Records supplied:
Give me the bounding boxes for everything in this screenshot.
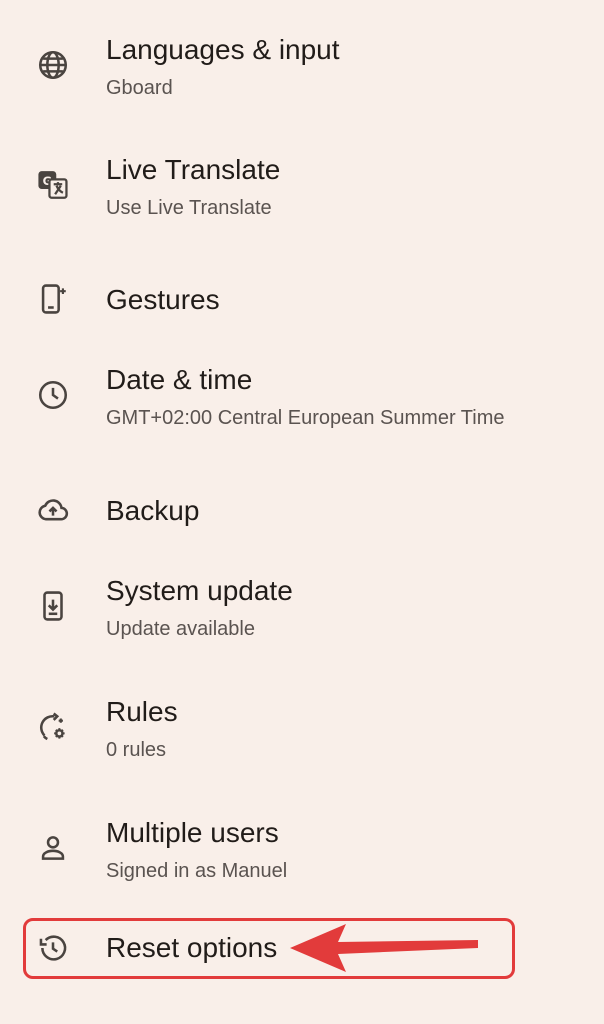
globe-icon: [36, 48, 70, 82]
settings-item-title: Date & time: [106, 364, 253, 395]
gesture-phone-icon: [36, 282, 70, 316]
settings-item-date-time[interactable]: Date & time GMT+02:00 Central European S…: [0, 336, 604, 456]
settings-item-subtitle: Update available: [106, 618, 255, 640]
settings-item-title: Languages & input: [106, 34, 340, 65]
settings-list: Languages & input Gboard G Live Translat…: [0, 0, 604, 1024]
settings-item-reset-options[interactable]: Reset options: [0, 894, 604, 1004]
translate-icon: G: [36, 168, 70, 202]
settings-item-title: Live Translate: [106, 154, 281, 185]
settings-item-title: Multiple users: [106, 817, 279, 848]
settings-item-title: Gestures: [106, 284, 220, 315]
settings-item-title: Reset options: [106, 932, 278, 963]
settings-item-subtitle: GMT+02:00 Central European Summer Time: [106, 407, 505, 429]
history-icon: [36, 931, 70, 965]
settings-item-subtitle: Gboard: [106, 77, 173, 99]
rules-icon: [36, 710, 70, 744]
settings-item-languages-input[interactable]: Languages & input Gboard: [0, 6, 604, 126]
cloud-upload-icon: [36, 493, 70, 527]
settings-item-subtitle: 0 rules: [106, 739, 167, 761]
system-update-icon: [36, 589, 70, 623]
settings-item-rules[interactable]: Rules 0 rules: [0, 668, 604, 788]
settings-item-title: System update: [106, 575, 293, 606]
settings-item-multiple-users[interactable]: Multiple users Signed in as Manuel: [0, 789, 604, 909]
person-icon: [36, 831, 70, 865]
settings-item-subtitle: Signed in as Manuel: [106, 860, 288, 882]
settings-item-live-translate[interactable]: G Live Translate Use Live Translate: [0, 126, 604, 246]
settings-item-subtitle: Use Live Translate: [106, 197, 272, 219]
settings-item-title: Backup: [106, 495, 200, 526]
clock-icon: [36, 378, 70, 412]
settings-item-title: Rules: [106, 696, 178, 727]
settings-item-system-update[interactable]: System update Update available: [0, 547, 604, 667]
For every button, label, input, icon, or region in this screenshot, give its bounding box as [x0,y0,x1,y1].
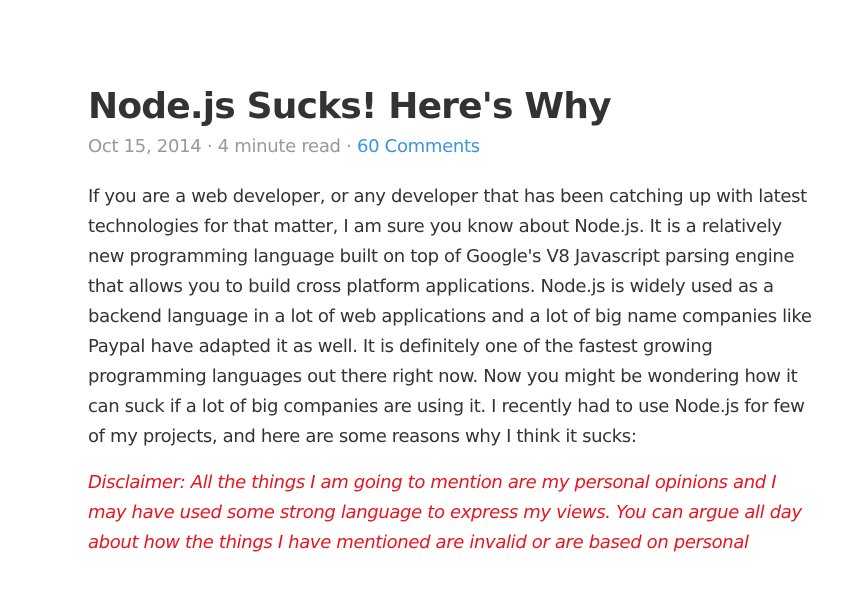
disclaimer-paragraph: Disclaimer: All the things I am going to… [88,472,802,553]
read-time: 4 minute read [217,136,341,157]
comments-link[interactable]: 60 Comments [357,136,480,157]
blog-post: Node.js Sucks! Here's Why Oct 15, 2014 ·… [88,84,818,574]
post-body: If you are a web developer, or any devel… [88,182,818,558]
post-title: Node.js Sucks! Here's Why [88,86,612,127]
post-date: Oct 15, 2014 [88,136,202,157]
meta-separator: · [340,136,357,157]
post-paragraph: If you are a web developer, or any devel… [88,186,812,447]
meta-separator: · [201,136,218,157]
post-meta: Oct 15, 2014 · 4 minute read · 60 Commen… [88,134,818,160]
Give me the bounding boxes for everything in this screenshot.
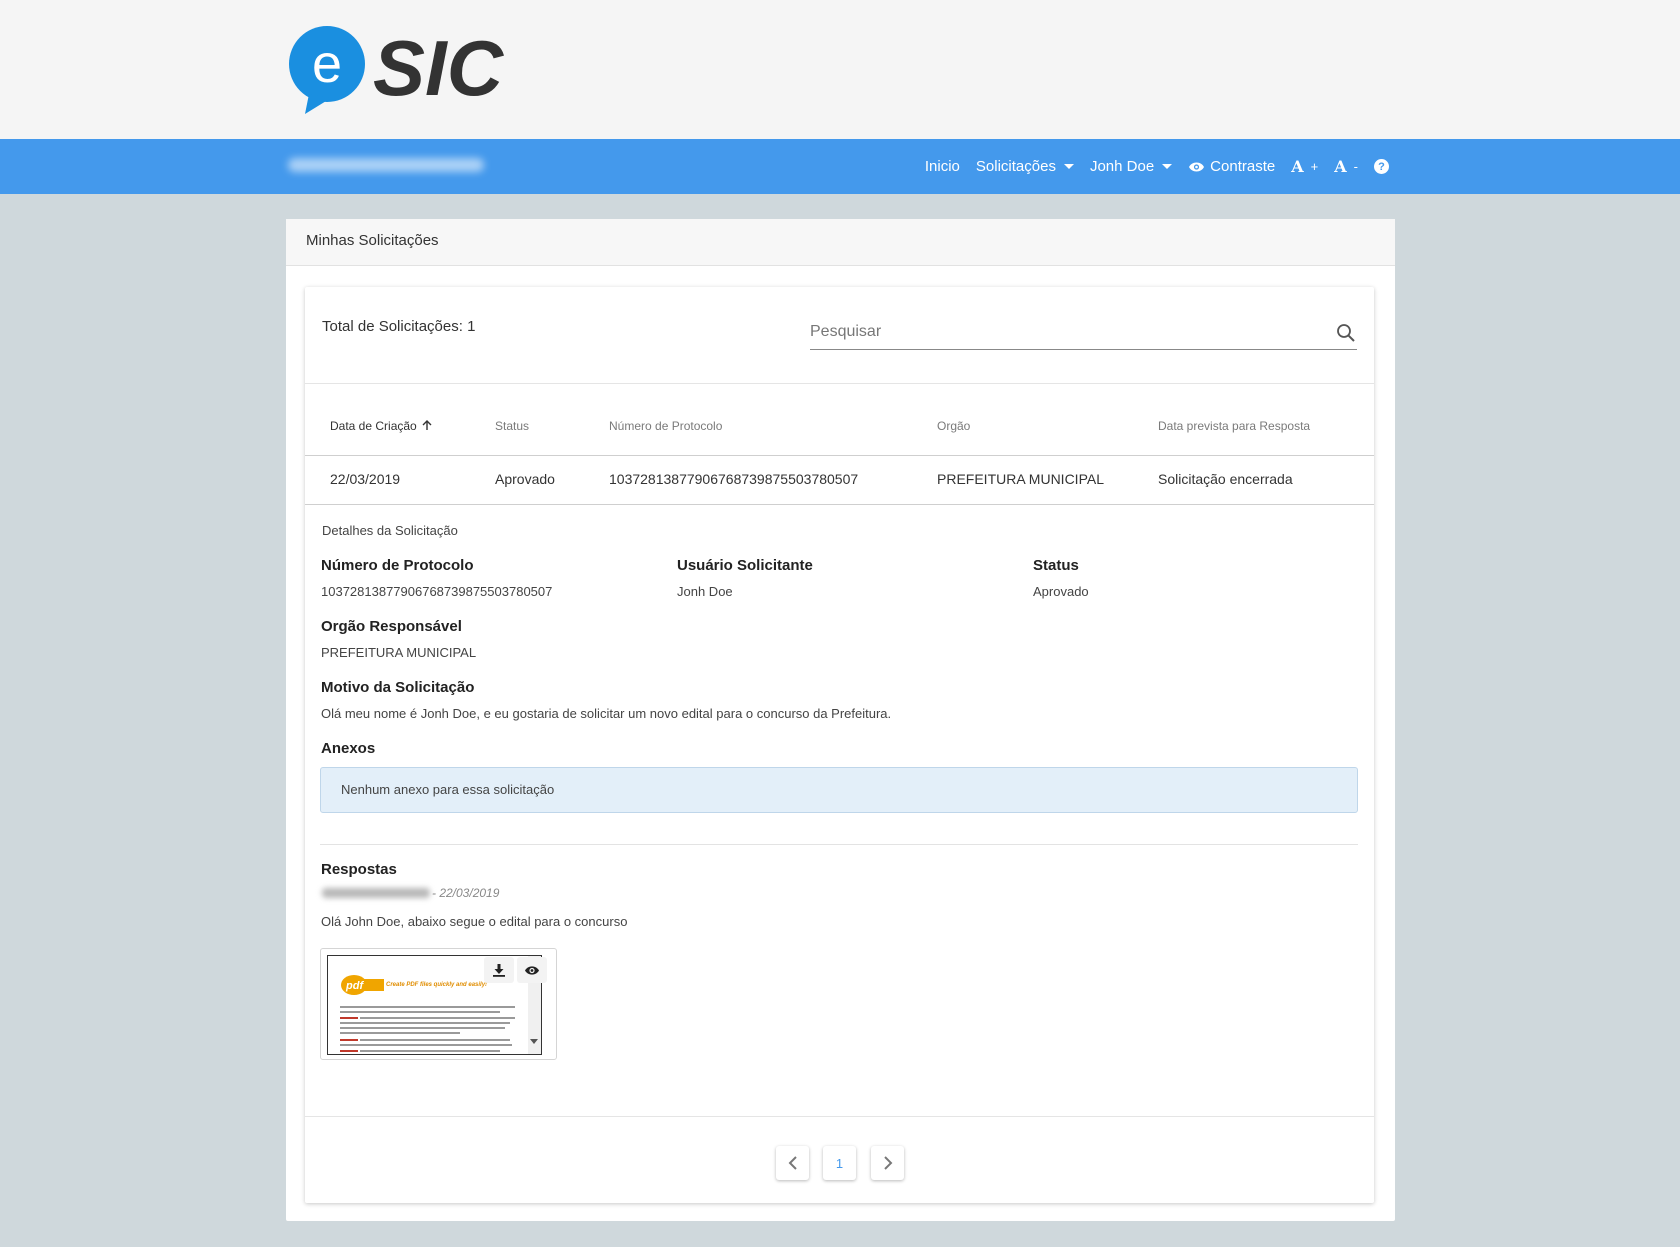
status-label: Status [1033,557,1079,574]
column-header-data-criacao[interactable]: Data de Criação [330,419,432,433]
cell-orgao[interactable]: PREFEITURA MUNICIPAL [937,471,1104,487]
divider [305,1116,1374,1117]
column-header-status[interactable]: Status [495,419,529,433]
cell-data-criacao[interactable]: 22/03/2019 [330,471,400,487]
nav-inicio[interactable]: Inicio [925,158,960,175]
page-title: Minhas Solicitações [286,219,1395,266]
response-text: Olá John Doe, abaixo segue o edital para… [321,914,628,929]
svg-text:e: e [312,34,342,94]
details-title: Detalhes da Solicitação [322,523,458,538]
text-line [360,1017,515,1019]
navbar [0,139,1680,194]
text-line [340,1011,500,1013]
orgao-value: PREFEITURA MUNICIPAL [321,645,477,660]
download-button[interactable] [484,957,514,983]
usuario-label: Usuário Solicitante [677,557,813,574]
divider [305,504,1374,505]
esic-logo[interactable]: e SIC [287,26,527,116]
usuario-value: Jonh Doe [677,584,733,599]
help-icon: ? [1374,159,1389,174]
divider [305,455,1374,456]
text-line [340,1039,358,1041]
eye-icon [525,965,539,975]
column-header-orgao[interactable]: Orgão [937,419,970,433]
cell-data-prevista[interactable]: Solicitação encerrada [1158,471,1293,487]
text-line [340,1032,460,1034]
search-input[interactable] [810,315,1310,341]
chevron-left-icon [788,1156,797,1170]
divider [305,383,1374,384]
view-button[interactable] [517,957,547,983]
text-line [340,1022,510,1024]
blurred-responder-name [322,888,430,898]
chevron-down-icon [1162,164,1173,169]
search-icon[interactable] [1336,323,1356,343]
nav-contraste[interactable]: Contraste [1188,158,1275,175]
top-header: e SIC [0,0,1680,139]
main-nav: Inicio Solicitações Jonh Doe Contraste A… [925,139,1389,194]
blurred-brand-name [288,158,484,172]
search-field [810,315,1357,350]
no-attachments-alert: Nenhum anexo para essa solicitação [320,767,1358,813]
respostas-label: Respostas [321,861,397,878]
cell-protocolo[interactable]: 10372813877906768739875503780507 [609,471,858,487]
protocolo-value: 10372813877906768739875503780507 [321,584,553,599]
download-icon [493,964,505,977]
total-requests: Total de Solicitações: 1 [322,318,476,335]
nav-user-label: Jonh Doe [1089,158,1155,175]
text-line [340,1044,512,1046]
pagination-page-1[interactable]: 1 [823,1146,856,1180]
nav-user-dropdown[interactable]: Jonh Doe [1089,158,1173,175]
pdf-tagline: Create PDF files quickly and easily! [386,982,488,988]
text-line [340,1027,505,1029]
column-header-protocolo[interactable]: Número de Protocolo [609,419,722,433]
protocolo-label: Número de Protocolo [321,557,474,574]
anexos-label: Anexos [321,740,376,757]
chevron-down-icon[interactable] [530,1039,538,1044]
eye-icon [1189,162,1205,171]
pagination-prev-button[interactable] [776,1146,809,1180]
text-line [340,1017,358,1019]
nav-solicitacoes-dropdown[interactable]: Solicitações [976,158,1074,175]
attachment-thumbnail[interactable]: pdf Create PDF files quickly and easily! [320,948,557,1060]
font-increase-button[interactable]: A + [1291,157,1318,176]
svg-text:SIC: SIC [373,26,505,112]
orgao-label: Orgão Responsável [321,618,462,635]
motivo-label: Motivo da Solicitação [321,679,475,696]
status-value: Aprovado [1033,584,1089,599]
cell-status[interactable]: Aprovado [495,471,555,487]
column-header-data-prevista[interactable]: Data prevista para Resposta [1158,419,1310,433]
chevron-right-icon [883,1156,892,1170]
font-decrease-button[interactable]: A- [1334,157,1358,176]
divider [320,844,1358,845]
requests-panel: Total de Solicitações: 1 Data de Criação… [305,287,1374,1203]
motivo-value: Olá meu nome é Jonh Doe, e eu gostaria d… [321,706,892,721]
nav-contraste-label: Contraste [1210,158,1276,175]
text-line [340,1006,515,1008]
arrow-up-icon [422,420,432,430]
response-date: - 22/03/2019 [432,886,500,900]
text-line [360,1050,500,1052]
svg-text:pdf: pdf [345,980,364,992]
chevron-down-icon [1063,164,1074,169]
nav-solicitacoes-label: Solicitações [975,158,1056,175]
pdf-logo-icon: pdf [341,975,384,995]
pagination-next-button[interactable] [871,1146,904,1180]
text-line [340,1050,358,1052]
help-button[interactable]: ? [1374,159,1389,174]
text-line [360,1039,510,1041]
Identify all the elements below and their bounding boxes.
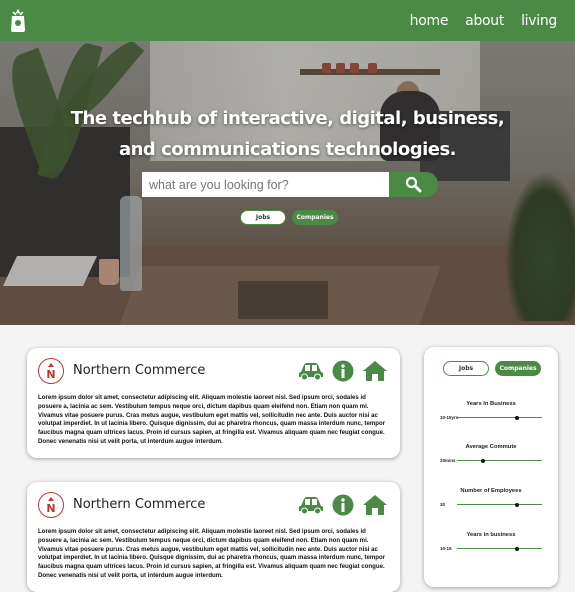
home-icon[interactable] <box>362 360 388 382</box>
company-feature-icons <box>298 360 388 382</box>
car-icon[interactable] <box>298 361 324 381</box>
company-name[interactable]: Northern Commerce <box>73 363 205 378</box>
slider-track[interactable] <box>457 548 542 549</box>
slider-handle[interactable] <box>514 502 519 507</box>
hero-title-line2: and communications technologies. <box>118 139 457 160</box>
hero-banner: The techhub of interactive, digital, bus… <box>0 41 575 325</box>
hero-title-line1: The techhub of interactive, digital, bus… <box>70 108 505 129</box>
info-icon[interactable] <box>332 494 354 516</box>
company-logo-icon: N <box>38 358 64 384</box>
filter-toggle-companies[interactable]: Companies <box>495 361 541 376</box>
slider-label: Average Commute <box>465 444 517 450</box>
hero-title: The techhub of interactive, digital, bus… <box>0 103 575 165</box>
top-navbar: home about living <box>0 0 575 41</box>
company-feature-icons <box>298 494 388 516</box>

What is being asked: Reproduce the records verbatim from the line with "disclaimer-paragraph: Disclaimer: All" up to and including the line with "meta-separator: · [201,136,218,157]".

Result:
disclaimer-paragraph: Disclaimer: All the things I am going to… [88,472,802,553]
read-time: 4 minute read [217,136,341,157]
comments-link[interactable]: 60 Comments [357,136,480,157]
blog-post: Node.js Sucks! Here's Why Oct 15, 2014 ·… [88,84,818,574]
post-body: If you are a web developer, or any devel… [88,182,818,558]
post-title: Node.js Sucks! Here's Why [88,86,612,127]
post-date: Oct 15, 2014 [88,136,202,157]
meta-separator: · [340,136,357,157]
post-paragraph: If you are a web developer, or any devel… [88,186,812,447]
meta-separator: · [201,136,218,157]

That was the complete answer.